(Figure record extracts)
-------------------------
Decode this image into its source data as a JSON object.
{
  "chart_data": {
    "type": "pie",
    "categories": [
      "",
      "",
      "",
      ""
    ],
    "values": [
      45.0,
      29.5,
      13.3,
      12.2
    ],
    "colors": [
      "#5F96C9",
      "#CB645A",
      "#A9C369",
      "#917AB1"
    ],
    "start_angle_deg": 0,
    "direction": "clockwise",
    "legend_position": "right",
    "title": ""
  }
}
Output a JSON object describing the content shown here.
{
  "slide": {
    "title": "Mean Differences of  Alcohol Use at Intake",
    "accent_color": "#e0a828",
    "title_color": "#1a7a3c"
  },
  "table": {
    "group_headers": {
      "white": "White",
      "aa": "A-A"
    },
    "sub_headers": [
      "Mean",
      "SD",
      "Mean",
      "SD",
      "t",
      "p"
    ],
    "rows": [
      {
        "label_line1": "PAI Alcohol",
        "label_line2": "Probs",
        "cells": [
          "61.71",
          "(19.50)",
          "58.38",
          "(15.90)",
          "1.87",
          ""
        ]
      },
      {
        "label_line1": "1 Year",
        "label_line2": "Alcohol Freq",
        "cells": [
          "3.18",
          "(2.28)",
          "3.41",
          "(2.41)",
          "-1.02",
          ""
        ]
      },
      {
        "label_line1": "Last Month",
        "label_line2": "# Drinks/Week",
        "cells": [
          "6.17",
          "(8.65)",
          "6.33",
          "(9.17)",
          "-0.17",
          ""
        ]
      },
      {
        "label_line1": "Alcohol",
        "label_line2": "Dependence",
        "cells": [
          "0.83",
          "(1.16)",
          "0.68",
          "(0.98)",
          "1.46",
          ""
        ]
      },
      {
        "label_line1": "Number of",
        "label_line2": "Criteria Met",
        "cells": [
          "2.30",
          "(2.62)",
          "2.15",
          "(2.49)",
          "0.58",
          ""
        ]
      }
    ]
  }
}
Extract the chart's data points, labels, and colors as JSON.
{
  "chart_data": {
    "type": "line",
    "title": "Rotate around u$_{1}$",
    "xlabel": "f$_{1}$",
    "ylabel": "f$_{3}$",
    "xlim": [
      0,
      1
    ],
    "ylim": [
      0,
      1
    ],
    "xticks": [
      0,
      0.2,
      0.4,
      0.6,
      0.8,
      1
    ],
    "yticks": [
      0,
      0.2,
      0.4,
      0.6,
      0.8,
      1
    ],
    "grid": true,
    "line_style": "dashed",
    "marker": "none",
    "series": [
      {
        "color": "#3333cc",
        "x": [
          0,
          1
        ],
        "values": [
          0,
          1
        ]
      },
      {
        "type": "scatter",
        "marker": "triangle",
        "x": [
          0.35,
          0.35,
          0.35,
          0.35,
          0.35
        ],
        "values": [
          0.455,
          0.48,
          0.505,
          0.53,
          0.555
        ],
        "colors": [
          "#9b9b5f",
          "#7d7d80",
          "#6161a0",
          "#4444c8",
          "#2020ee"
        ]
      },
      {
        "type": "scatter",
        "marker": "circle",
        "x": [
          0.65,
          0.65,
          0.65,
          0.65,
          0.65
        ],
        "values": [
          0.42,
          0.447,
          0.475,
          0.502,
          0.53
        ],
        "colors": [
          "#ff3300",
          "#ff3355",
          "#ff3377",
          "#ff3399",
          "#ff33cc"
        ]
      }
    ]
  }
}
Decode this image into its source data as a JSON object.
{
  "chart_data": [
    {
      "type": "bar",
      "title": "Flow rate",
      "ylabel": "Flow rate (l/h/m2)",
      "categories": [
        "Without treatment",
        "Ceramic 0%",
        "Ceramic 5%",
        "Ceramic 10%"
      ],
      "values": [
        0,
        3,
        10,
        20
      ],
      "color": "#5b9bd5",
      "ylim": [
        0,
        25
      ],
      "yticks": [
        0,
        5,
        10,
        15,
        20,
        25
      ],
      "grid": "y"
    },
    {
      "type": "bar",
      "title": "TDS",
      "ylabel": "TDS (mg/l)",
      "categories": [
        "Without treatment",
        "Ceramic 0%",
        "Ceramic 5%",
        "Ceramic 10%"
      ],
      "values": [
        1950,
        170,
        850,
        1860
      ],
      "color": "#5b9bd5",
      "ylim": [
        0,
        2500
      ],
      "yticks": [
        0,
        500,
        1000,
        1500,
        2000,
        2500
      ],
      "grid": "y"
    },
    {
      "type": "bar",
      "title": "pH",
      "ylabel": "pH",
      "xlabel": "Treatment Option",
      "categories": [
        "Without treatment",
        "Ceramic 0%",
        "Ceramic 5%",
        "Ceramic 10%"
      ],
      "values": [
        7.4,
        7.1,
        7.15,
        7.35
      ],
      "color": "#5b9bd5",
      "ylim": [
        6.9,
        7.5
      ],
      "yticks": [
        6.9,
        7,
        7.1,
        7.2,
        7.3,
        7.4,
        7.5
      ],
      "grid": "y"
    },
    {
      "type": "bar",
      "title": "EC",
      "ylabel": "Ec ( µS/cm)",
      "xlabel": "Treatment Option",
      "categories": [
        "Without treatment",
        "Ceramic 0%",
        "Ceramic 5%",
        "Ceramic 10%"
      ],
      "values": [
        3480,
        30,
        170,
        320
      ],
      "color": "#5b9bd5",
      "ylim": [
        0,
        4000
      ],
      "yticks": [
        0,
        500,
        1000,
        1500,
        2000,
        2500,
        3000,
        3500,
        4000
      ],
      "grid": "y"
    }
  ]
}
-------------------------
_Exercise prompt_. Find "colors". Copy every line it occurs in.

_Complete answer_.
    "colors": [
Extract the chart's data points, labels, and colors as JSON.
        "colors": [
        "colors": [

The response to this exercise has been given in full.